[Data records]

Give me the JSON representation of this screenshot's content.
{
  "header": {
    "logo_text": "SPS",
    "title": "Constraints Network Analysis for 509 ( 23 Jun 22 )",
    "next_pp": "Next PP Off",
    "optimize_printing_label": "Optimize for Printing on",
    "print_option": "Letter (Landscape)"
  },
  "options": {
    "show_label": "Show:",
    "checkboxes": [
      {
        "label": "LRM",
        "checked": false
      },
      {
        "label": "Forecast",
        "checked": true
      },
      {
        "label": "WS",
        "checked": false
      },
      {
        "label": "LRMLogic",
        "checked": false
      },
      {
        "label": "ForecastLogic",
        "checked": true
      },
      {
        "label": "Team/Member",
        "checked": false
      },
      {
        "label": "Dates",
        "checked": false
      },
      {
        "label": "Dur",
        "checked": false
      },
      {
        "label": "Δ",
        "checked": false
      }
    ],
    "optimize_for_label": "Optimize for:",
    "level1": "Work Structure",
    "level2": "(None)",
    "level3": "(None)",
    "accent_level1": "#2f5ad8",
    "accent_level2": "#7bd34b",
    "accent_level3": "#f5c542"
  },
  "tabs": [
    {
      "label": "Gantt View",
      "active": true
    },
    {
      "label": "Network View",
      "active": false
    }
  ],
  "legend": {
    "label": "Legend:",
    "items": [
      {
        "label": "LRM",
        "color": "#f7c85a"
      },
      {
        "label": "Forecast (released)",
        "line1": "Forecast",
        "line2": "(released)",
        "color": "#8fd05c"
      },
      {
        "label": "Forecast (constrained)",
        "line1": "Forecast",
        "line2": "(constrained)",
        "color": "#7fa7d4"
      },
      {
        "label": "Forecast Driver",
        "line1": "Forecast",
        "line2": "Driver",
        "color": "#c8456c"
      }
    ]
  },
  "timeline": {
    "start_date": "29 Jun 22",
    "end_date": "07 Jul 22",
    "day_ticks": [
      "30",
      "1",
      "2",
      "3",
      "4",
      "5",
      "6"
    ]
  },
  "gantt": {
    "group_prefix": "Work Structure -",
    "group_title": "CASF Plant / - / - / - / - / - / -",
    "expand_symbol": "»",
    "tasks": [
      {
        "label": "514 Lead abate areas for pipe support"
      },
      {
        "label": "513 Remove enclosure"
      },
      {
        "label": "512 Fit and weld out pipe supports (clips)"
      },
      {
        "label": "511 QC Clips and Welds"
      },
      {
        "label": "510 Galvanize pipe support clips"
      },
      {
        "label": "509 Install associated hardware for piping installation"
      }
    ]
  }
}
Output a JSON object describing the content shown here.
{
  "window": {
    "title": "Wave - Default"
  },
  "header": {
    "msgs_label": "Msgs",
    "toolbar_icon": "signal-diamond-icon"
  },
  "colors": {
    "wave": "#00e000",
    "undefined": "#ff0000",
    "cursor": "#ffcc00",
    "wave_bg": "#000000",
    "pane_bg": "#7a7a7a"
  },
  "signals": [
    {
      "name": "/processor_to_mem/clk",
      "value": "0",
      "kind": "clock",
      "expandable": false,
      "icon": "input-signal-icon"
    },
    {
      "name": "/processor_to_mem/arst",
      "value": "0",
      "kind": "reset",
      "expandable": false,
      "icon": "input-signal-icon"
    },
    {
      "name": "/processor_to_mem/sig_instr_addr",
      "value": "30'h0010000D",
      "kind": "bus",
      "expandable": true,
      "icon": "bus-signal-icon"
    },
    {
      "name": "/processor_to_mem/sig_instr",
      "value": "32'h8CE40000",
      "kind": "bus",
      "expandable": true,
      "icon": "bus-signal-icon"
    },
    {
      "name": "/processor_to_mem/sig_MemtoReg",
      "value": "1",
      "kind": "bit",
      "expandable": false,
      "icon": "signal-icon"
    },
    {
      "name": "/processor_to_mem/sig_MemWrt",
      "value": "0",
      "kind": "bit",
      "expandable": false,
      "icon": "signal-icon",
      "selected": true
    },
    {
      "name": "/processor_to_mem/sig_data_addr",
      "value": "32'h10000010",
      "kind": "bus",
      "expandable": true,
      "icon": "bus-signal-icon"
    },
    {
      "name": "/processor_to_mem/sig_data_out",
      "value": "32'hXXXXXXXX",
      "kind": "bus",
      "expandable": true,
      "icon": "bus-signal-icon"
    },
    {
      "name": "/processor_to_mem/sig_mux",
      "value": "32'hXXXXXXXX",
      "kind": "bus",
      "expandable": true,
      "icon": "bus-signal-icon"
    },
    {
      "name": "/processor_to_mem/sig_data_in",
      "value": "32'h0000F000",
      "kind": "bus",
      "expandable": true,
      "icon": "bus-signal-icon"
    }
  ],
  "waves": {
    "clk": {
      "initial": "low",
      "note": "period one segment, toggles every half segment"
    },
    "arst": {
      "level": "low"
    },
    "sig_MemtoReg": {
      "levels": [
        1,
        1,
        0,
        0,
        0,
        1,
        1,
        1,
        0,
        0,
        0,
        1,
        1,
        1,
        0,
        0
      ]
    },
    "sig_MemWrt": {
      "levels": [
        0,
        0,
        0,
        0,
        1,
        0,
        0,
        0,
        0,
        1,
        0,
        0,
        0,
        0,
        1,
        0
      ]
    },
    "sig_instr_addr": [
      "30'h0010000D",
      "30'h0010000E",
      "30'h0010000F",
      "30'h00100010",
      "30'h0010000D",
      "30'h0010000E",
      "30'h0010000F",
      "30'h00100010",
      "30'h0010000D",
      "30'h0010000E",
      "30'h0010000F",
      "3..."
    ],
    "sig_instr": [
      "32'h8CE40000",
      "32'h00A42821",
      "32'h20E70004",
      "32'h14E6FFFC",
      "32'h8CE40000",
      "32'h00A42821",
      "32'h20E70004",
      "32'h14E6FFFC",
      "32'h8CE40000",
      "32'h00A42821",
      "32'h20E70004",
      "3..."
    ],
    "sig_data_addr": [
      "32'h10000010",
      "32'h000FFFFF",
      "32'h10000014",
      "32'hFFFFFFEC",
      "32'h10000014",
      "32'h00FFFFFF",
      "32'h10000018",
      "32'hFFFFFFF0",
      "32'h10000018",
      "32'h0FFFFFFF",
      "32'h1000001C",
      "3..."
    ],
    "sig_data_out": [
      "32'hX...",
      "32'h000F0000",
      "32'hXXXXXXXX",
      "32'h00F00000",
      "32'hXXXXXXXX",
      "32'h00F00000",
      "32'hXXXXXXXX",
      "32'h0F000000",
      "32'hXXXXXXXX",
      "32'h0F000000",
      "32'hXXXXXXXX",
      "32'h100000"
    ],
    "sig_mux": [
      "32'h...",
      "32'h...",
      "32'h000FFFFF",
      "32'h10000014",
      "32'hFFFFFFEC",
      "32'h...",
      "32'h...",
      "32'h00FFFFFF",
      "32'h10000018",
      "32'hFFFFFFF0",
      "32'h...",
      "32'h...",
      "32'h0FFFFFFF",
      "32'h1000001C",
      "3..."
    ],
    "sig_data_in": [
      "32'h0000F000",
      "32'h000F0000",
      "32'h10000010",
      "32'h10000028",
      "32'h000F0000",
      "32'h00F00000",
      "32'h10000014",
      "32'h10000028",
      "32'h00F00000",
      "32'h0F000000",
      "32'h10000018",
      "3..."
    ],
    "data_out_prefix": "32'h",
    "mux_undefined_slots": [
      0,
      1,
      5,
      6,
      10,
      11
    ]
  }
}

> [WRITTEN INSTRUCTION] Return every line holding the word "JSON" from the records.

> [CORRECT RESULT]
Give me the JSON representation of this screenshot's content.
Output a JSON object describing the content shown here.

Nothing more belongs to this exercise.